◆ **EXERCISE REQUIREMENTS**
Write out the complete material exactly as it stands.

◆ **MATERIAL PROVIDED**
=-=-=-=-=

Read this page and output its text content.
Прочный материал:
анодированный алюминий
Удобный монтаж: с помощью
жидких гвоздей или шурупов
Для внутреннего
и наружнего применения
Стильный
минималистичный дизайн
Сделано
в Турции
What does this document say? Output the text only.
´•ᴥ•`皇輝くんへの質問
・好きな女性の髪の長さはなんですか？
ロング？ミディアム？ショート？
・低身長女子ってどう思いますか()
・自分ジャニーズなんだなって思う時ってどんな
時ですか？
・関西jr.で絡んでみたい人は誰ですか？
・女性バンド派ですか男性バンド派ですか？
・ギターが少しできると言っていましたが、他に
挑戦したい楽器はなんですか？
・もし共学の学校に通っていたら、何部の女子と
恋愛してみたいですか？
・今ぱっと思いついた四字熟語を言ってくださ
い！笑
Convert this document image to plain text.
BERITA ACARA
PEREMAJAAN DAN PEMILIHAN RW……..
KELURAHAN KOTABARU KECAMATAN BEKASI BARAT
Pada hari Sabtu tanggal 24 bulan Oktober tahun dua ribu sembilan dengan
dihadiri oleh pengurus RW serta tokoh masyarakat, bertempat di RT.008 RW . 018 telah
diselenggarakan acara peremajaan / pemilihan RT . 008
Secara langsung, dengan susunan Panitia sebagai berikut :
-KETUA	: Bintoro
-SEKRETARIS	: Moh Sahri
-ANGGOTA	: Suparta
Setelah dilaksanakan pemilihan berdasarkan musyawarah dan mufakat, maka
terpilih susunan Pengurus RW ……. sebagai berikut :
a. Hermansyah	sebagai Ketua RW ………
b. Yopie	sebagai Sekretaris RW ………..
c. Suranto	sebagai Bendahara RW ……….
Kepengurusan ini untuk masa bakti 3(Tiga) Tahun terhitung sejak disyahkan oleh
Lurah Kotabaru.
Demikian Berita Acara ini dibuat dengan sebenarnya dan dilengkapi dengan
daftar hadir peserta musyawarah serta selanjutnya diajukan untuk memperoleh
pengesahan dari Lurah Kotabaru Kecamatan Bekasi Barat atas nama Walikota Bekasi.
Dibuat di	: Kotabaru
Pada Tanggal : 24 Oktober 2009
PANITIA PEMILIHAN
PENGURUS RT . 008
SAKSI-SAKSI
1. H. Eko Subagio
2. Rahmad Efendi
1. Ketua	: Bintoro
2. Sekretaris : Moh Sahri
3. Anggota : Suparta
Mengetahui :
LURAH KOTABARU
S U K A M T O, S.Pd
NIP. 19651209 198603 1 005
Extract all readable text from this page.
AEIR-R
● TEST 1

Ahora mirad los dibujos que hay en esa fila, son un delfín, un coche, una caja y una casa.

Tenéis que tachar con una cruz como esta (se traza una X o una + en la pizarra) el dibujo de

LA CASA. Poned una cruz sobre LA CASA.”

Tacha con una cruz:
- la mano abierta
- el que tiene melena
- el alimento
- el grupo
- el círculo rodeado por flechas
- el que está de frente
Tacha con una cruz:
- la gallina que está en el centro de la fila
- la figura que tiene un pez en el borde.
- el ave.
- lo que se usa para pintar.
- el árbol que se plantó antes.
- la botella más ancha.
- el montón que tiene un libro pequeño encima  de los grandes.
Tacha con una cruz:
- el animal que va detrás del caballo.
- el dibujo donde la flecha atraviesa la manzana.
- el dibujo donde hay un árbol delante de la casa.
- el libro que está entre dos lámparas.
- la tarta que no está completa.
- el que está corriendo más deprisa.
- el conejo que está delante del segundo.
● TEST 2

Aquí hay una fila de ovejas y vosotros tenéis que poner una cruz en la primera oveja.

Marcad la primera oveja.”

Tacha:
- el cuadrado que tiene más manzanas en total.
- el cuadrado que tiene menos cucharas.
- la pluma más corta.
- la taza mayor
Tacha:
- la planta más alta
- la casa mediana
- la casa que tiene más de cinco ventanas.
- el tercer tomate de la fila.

=-=-=-=-=

◆ **RESULT OF THE TASK**
Read this page and output its text content.
Прочный материал:
анодированный алюминий
Удобный монтаж: с помощью
жидких гвоздей или шурупов
Для внутреннего
и наружнего применения
Стильный
минималистичный дизайн
Сделано
в Турции
What does this document say? Output the text only.
´•ᴥ•`皇輝くんへの質問
・好きな女性の髪の長さはなんですか？
ロング？ミディアム？ショート？
・低身長女子ってどう思いますか()
・自分ジャニーズなんだなって思う時ってどんな
時ですか？
・関西jr.で絡んでみたい人は誰ですか？
・女性バンド派ですか男性バンド派ですか？
・ギターが少しできると言っていましたが、他に
挑戦したい楽器はなんですか？
・もし共学の学校に通っていたら、何部の女子と
恋愛してみたいですか？
・今ぱっと思いついた四字熟語を言ってくださ
い！笑
Convert this document image to plain text.
BERITA ACARA
PEREMAJAAN DAN PEMILIHAN RW……..
KELURAHAN KOTABARU KECAMATAN BEKASI BARAT
Pada hari Sabtu tanggal 24 bulan Oktober tahun dua ribu sembilan dengan
dihadiri oleh pengurus RW serta tokoh masyarakat, bertempat di RT.008 RW . 018 telah
diselenggarakan acara peremajaan / pemilihan RT . 008
Secara langsung, dengan susunan Panitia sebagai berikut :
-KETUA	: Bintoro
-SEKRETARIS	: Moh Sahri
-ANGGOTA	: Suparta
Setelah dilaksanakan pemilihan berdasarkan musyawarah dan mufakat, maka
terpilih susunan Pengurus RW ……. sebagai berikut :
a. Hermansyah	sebagai Ketua RW ………
b. Yopie	sebagai Sekretaris RW ………..
c. Suranto	sebagai Bendahara RW ……….
Kepengurusan ini untuk masa bakti 3(Tiga) Tahun terhitung sejak disyahkan oleh
Lurah Kotabaru.
Demikian Berita Acara ini dibuat dengan sebenarnya dan dilengkapi dengan
daftar hadir peserta musyawarah serta selanjutnya diajukan untuk memperoleh
pengesahan dari Lurah Kotabaru Kecamatan Bekasi Barat atas nama Walikota Bekasi.
Dibuat di	: Kotabaru
Pada Tanggal : 24 Oktober 2009
PANITIA PEMILIHAN
PENGURUS RT . 008
SAKSI-SAKSI
1. H. Eko Subagio
2. Rahmad Efendi
1. Ketua	: Bintoro
2. Sekretaris : Moh Sahri
3. Anggota : Suparta
Mengetahui :
LURAH KOTABARU
S U K A M T O, S.Pd
NIP. 19651209 198603 1 005
Extract all readable text from this page.
AEIR-R
● TEST 1

Ahora mirad los dibujos que hay en esa fila, son un delfín, un coche, una caja y una casa.

Tenéis que tachar con una cruz como esta (se traza una X o una + en la pizarra) el dibujo de

LA CASA. Poned una cruz sobre LA CASA.”

Tacha con una cruz:
- la mano abierta
- el que tiene melena
- el alimento
- el grupo
- el círculo rodeado por flechas
- el que está de frente
Tacha con una cruz:
- la gallina que está en el centro de la fila
- la figura que tiene un pez en el borde.
- el ave.
- lo que se usa para pintar.
- el árbol que se plantó antes.
- la botella más ancha.
- el montón que tiene un libro pequeño encima  de los grandes.
Tacha con una cruz:
- el animal que va detrás del caballo.
- el dibujo donde la flecha atraviesa la manzana.
- el dibujo donde hay un árbol delante de la casa.
- el libro que está entre dos lámparas.
- la tarta que no está completa.
- el que está corriendo más deprisa.
- el conejo que está delante del segundo.
● TEST 2

Aquí hay una fila de ovejas y vosotros tenéis que poner una cruz en la primera oveja.

Marcad la primera oveja.”

Tacha:
- el cuadrado que tiene más manzanas en total.
- el cuadrado que tiene menos cucharas.
- la pluma más corta.
- la taza mayor
Tacha:
- la planta más alta
- la casa mediana
- la casa que tiene más de cinco ventanas.
- el tercer tomate de la fila.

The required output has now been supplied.